What is asked :: Below are the records; locate each line with the word "Интегрированная" and copy it.

Information supplied ::
---+---
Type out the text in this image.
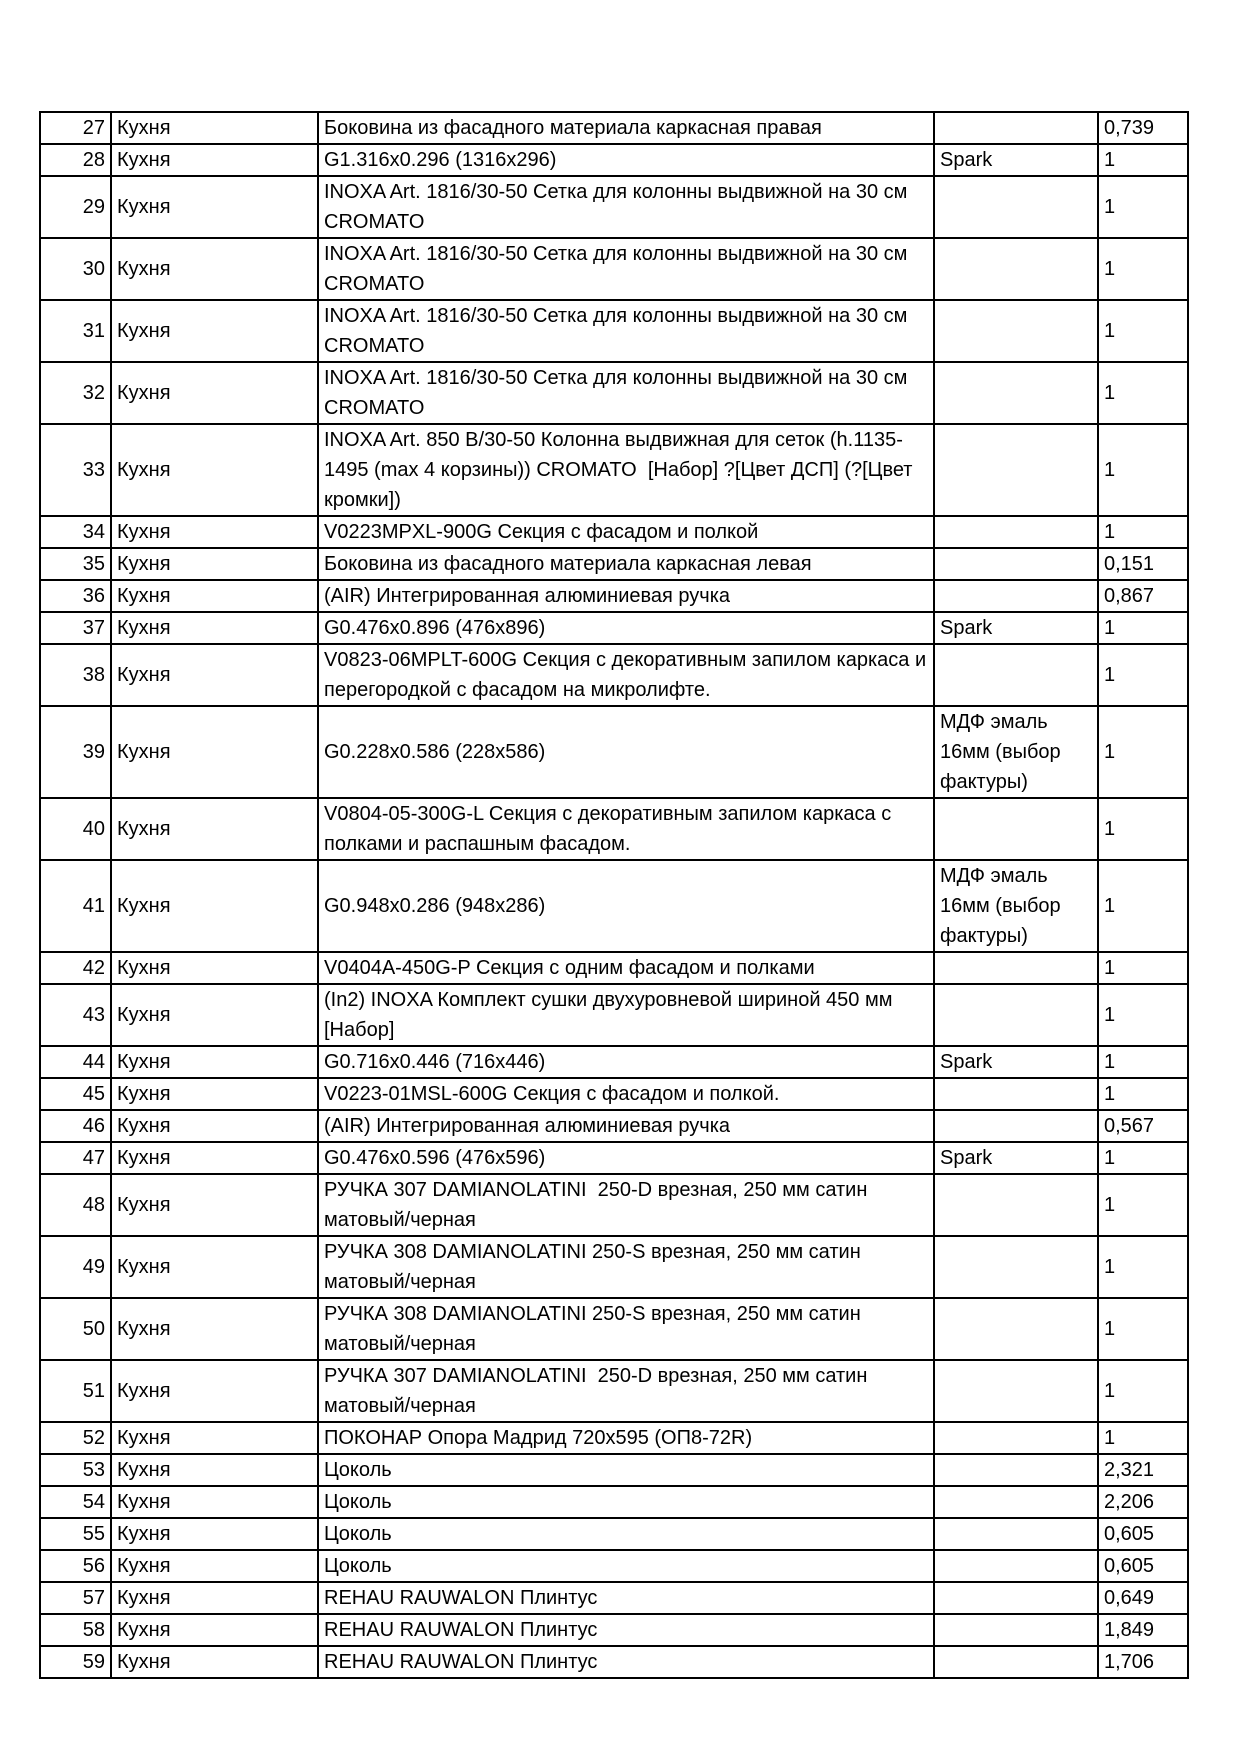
27	Кухня	Боковина из фасадного материала каркасная правая		0,739
28	Кухня	G1.316x0.296 (1316x296)	Spark	1
29	Кухня	INOXA Art. 1816/30-50 Сетка для колонны выдвижной на 30 см CROMATO		1
30	Кухня	INOXA Art. 1816/30-50 Сетка для колонны выдвижной на 30 см CROMATO		1
31	Кухня	INOXA Art. 1816/30-50 Сетка для колонны выдвижной на 30 см CROMATO		1
32	Кухня	INOXA Art. 1816/30-50 Сетка для колонны выдвижной на 30 см CROMATO		1
33	Кухня	INOXA Art. 850 B/30-50 Колонна выдвижная для сеток (h.1135-1495 (max 4 корзины)) CROMATO  [Набор] ?[Цвет ДСП] (?[Цвет кромки])		1
34	Кухня	V0223MPXL-900G Секция с фасадом и полкой		1
35	Кухня	Боковина из фасадного материала каркасная левая		0,151
36	Кухня	(AIR) Интегрированная алюминиевая ручка		0,867
37	Кухня	G0.476x0.896 (476x896)	Spark	1
38	Кухня	V0823-06MPLT-600G Секция с декоративным запилом каркаса и перегородкой с фасадом на микролифте.		1
39	Кухня	G0.228x0.586 (228x586)	МДФ эмаль 16мм (выбор фактуры)	1
40	Кухня	V0804-05-300G-L Секция с декоративным запилом каркаса с полками и распашным фасадом.		1
41	Кухня	G0.948x0.286 (948x286)	МДФ эмаль 16мм (выбор фактуры)	1
42	Кухня	V0404A-450G-P Секция с одним фасадом и полками		1
43	Кухня	(In2) INOXA Комплект сушки двухуровневой шириной 450 мм [Набор]		1
44	Кухня	G0.716x0.446 (716x446)	Spark	1
45	Кухня	V0223-01MSL-600G Секция с фасадом и полкой.		1
46	Кухня	(AIR) Интегрированная алюминиевая ручка		0,567
47	Кухня	G0.476x0.596 (476x596)	Spark	1
48	Кухня	РУЧКА 307 DAMIANOLATINI  250-D врезная, 250 мм сатин матовый/черная		1
49	Кухня	РУЧКА 308 DAMIANOLATINI 250-S врезная, 250 мм сатин матовый/черная		1
50	Кухня	РУЧКА 308 DAMIANOLATINI 250-S врезная, 250 мм сатин матовый/черная		1
51	Кухня	РУЧКА 307 DAMIANOLATINI  250-D врезная, 250 мм сатин матовый/черная		1
52	Кухня	ПОКОНАР Опора Мадрид 720x595 (ОП8-72R)		1
53	Кухня	Цоколь		2,321
54	Кухня	Цоколь		2,206
55	Кухня	Цоколь		0,605
56	Кухня	Цоколь		0,605
57	Кухня	REHAU RAUWALON Плинтус		0,649
58	Кухня	REHAU RAUWALON Плинтус		1,849
59	Кухня	REHAU RAUWALON Плинтус		1,706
---+---
Answer to the task ::
36	Кухня	(AIR) Интегрированная алюминиевая ручка		0,867
46	Кухня	(AIR) Интегрированная алюминиевая ручка		0,567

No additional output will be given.